# WHAT NEEDS TO BE DONE
State the number of lines that contain the word "this", and add nothing else.

ENTRIES SHOWN start

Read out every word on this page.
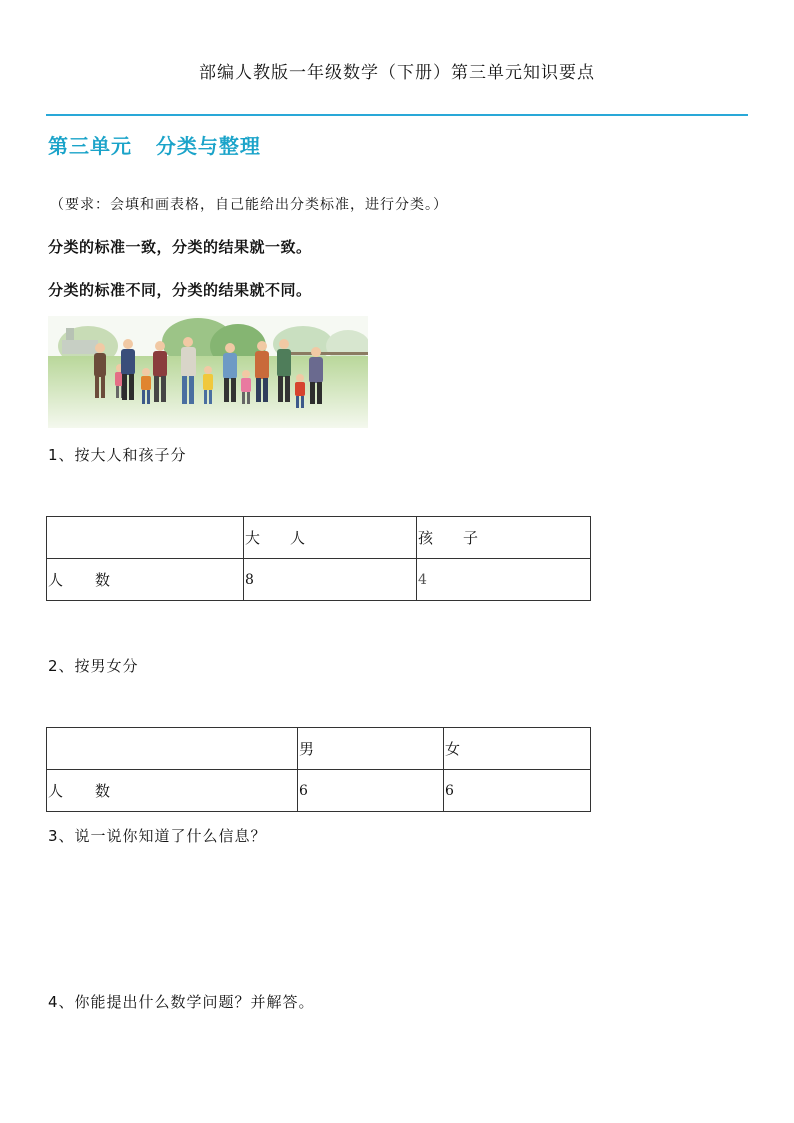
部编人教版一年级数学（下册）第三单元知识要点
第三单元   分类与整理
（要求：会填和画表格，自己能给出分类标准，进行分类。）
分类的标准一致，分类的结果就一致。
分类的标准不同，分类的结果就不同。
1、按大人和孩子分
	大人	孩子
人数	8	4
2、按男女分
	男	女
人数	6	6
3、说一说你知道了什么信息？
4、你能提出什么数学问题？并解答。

ENTRIES SHOWN end
ENTRIES SHOWN start

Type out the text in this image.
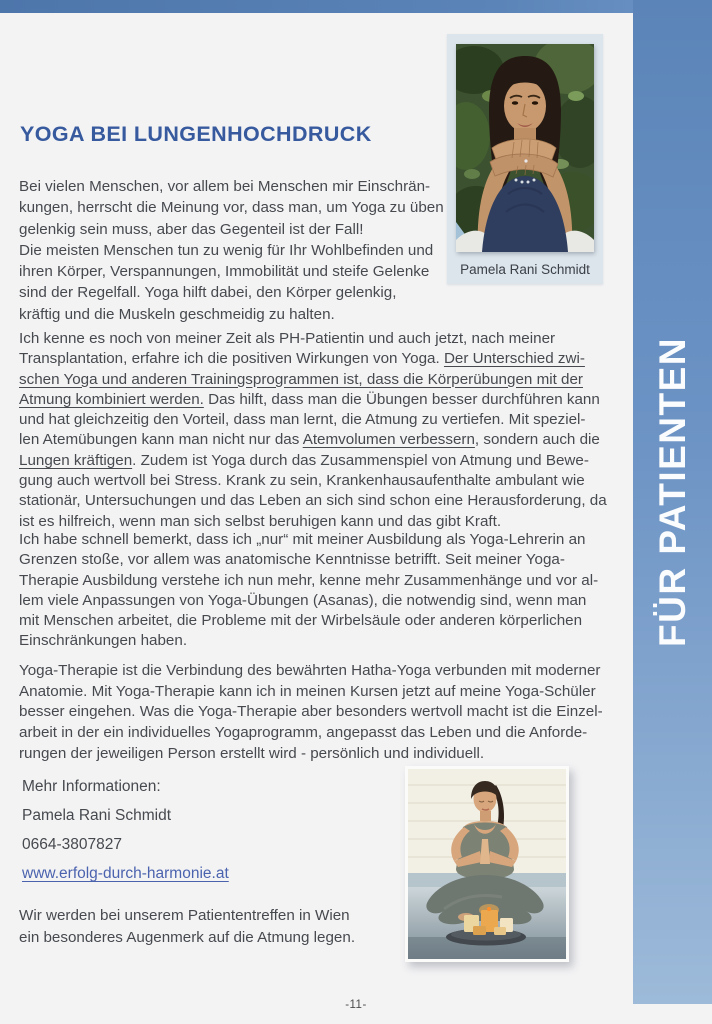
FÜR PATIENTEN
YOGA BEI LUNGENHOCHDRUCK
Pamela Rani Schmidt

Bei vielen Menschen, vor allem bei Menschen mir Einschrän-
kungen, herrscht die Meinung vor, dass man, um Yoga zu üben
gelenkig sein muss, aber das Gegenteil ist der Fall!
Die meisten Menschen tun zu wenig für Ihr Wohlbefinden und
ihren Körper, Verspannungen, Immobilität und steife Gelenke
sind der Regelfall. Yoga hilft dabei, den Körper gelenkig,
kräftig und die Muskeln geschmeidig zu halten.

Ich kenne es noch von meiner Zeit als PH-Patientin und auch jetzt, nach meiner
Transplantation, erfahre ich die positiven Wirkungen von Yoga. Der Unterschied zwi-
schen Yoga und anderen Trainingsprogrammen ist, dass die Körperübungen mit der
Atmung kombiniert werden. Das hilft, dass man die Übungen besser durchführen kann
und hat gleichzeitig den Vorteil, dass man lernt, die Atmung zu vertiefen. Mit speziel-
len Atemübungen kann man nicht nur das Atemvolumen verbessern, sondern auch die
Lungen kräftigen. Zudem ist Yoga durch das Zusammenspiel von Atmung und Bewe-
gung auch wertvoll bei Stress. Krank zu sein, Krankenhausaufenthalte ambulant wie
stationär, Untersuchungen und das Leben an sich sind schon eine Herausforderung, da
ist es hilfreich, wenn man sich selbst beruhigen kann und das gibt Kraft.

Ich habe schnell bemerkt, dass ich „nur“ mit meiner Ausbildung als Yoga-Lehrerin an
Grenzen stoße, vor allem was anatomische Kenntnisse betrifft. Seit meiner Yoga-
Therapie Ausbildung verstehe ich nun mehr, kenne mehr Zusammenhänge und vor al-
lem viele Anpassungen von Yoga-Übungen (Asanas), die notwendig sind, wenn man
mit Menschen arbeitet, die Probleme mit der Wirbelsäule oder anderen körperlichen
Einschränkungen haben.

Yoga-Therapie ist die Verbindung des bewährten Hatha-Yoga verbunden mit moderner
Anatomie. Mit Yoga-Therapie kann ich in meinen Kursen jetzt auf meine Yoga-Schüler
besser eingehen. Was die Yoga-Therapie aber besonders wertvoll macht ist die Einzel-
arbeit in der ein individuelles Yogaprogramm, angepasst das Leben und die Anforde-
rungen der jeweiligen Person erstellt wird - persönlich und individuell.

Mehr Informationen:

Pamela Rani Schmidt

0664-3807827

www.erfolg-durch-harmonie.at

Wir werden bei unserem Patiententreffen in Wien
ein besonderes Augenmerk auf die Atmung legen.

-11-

ENTRIES SHOWN end
ENTRIES SHOWN start

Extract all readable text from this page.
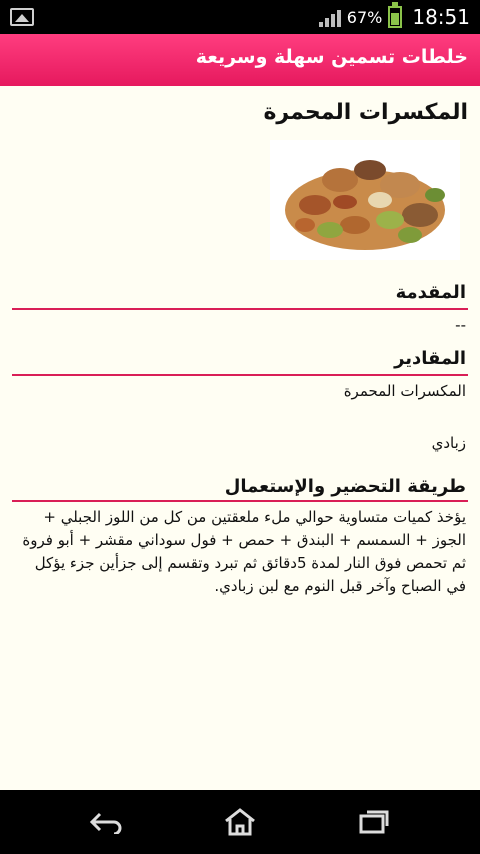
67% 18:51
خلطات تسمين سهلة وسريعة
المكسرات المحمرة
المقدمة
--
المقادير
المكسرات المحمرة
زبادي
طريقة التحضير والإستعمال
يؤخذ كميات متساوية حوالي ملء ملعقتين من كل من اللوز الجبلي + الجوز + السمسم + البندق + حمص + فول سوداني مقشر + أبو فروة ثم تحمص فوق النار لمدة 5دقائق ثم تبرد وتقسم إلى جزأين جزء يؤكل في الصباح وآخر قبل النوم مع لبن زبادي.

ENTRIES SHOWN end

# ANSWER FOR THE TASK
3